• What the exercise asks
Restate the data word for word and leave the images out.
* START Data supplied *
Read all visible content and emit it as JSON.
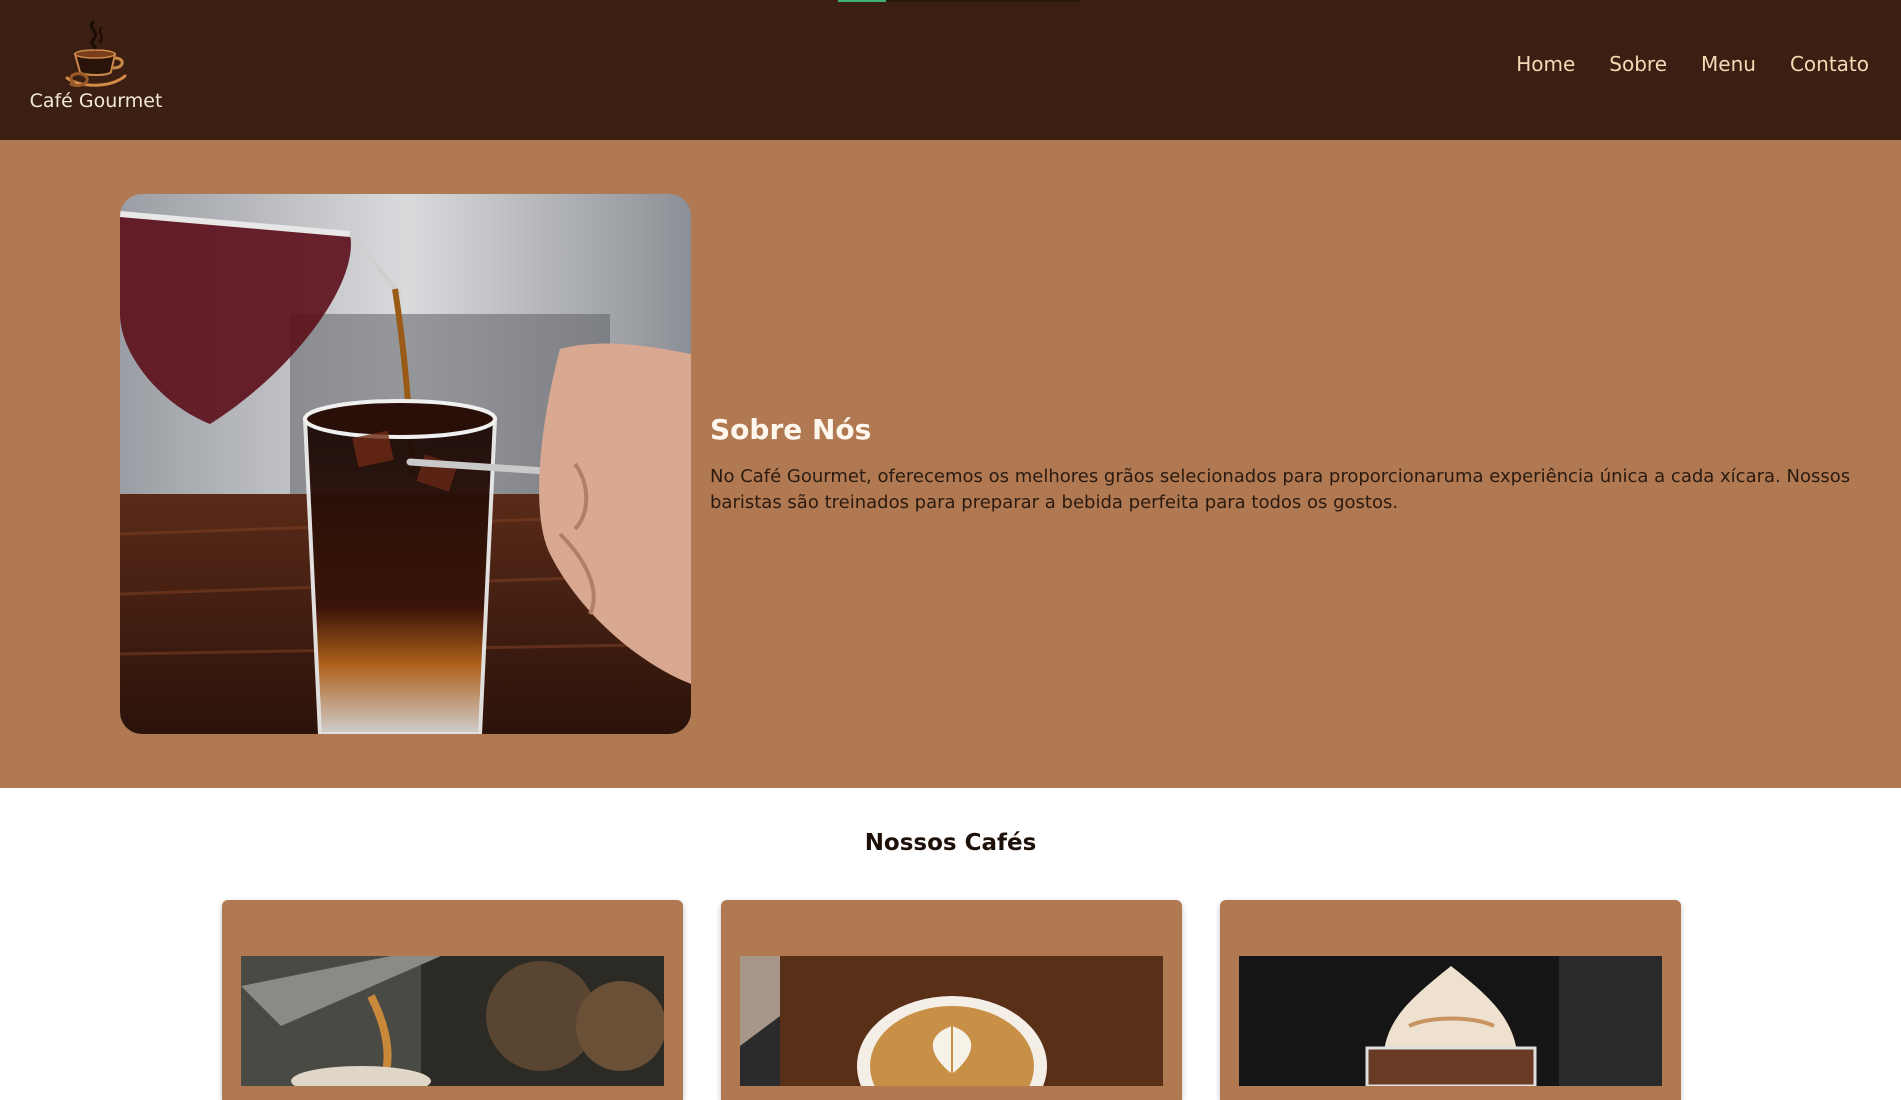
{
  "header": {
    "brand_name": "Café Gourmet",
    "nav": [
      "Home",
      "Sobre",
      "Menu",
      "Contato"
    ]
  },
  "about": {
    "title": "Sobre Nós",
    "body": "No Café Gourmet, oferecemos os melhores grãos selecionados para proporcionaruma experiência única a cada xícara. Nossos baristas são treinados para preparar a bebida perfeita para todos os gostos."
  },
  "coffees": {
    "title": "Nossos Cafés"
  },
  "colors": {
    "header_bg": "#3a1f12",
    "section_bg": "#b07952",
    "nav_text": "#f3d9b4"
  }
}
* END Data supplied *
• Exercise output
Read all visible content and emit it as JSON.
{
  "header": {
    "brand_name": "Café Gourmet",
    "nav": [
      "Home",
      "Sobre",
      "Menu",
      "Contato"
    ]
  },
  "about": {
    "title": "Sobre Nós",
    "body": "No Café Gourmet, oferecemos os melhores grãos selecionados para proporcionaruma experiência única a cada xícara. Nossos baristas são treinados para preparar a bebida perfeita para todos os gostos."
  },
  "coffees": {
    "title": "Nossos Cafés"
  },
  "colors": {
    "header_bg": "#3a1f12",
    "section_bg": "#b07952",
    "nav_text": "#f3d9b4"
  }
}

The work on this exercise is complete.